* Task objective *
Return all lines that include the string "title".

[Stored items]
BEGIN

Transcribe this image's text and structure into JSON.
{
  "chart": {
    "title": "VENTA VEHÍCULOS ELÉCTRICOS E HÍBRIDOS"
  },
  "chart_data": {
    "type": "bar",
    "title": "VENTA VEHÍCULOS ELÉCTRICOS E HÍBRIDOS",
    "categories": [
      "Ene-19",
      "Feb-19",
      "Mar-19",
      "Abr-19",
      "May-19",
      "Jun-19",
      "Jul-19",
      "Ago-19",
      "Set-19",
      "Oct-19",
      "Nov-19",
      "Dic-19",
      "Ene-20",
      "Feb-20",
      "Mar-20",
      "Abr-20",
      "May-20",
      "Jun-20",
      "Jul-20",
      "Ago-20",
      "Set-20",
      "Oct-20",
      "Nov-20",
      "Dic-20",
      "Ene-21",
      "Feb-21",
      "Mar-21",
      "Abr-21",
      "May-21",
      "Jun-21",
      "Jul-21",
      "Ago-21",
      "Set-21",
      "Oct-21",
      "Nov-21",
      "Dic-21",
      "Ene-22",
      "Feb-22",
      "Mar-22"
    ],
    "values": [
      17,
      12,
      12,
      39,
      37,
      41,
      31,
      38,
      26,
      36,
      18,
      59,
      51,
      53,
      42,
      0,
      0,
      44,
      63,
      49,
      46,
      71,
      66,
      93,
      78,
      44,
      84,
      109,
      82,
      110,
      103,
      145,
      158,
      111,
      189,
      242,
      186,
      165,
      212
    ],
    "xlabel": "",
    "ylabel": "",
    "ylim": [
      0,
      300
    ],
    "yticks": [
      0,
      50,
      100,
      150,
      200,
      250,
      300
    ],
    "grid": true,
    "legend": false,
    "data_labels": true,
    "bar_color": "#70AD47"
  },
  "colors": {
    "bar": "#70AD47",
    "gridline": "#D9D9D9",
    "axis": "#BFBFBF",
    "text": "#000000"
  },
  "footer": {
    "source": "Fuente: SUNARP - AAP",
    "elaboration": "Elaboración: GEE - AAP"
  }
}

END

* Task answer *
    "title": "VENTA VEHÍCULOS ELÉCTRICOS E HÍBRIDOS"
    "title": "VENTA VEHÍCULOS ELÉCTRICOS E HÍBRIDOS",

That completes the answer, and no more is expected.